REQUEST> Print all entries word for word.

═══ INPUT MATERIAL

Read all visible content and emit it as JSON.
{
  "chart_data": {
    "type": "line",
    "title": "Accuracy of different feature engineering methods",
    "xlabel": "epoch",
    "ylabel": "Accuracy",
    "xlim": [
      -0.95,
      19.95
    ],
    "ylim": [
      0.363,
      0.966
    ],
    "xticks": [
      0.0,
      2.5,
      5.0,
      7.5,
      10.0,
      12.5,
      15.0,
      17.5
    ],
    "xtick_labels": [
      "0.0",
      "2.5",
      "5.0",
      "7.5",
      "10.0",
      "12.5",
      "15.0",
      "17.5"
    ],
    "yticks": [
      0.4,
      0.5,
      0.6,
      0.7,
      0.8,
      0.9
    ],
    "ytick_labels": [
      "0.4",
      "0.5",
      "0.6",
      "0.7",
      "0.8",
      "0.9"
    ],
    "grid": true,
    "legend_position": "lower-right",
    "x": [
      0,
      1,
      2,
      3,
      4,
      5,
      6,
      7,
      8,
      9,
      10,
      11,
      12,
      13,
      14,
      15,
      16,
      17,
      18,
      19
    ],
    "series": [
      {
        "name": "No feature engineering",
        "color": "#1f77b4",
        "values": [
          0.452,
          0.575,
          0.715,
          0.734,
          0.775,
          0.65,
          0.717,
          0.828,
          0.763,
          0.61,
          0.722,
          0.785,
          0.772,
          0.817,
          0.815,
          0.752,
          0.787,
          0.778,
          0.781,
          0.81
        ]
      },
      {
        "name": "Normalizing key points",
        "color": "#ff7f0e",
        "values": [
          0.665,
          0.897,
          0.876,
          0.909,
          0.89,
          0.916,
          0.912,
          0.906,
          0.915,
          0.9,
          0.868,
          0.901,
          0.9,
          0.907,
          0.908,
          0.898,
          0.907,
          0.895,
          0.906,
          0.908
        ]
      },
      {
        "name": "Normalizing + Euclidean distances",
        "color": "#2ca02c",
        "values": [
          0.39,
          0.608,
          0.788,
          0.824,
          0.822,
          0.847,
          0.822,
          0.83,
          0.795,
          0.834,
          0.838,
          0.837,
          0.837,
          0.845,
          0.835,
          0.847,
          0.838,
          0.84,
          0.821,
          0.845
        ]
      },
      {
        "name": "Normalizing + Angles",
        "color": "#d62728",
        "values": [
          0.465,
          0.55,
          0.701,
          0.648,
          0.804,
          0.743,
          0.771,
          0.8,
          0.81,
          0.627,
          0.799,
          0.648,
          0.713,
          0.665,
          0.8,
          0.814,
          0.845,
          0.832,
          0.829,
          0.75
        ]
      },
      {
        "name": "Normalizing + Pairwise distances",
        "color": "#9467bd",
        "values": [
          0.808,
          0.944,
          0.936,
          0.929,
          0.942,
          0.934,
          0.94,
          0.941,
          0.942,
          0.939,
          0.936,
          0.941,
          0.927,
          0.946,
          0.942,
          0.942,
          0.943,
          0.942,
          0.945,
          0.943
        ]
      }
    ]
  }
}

══════

FULL SOLUTION>
Read all visible content and emit it as JSON.
{
  "chart_data": {
    "type": "line",
    "title": "Accuracy of different feature engineering methods",
    "xlabel": "epoch",
    "ylabel": "Accuracy",
    "xlim": [
      -0.95,
      19.95
    ],
    "ylim": [
      0.363,
      0.966
    ],
    "xticks": [
      0.0,
      2.5,
      5.0,
      7.5,
      10.0,
      12.5,
      15.0,
      17.5
    ],
    "xtick_labels": [
      "0.0",
      "2.5",
      "5.0",
      "7.5",
      "10.0",
      "12.5",
      "15.0",
      "17.5"
    ],
    "yticks": [
      0.4,
      0.5,
      0.6,
      0.7,
      0.8,
      0.9
    ],
    "ytick_labels": [
      "0.4",
      "0.5",
      "0.6",
      "0.7",
      "0.8",
      "0.9"
    ],
    "grid": true,
    "legend_position": "lower-right",
    "x": [
      0,
      1,
      2,
      3,
      4,
      5,
      6,
      7,
      8,
      9,
      10,
      11,
      12,
      13,
      14,
      15,
      16,
      17,
      18,
      19
    ],
    "series": [
      {
        "name": "No feature engineering",
        "color": "#1f77b4",
        "values": [
          0.452,
          0.575,
          0.715,
          0.734,
          0.775,
          0.65,
          0.717,
          0.828,
          0.763,
          0.61,
          0.722,
          0.785,
          0.772,
          0.817,
          0.815,
          0.752,
          0.787,
          0.778,
          0.781,
          0.81
        ]
      },
      {
        "name": "Normalizing key points",
        "color": "#ff7f0e",
        "values": [
          0.665,
          0.897,
          0.876,
          0.909,
          0.89,
          0.916,
          0.912,
          0.906,
          0.915,
          0.9,
          0.868,
          0.901,
          0.9,
          0.907,
          0.908,
          0.898,
          0.907,
          0.895,
          0.906,
          0.908
        ]
      },
      {
        "name": "Normalizing + Euclidean distances",
        "color": "#2ca02c",
        "values": [
          0.39,
          0.608,
          0.788,
          0.824,
          0.822,
          0.847,
          0.822,
          0.83,
          0.795,
          0.834,
          0.838,
          0.837,
          0.837,
          0.845,
          0.835,
          0.847,
          0.838,
          0.84,
          0.821,
          0.845
        ]
      },
      {
        "name": "Normalizing + Angles",
        "color": "#d62728",
        "values": [
          0.465,
          0.55,
          0.701,
          0.648,
          0.804,
          0.743,
          0.771,
          0.8,
          0.81,
          0.627,
          0.799,
          0.648,
          0.713,
          0.665,
          0.8,
          0.814,
          0.845,
          0.832,
          0.829,
          0.75
        ]
      },
      {
        "name": "Normalizing + Pairwise distances",
        "color": "#9467bd",
        "values": [
          0.808,
          0.944,
          0.936,
          0.929,
          0.942,
          0.934,
          0.94,
          0.941,
          0.942,
          0.939,
          0.936,
          0.941,
          0.927,
          0.946,
          0.942,
          0.942,
          0.943,
          0.942,
          0.945,
          0.943
        ]
      }
    ]
  }
}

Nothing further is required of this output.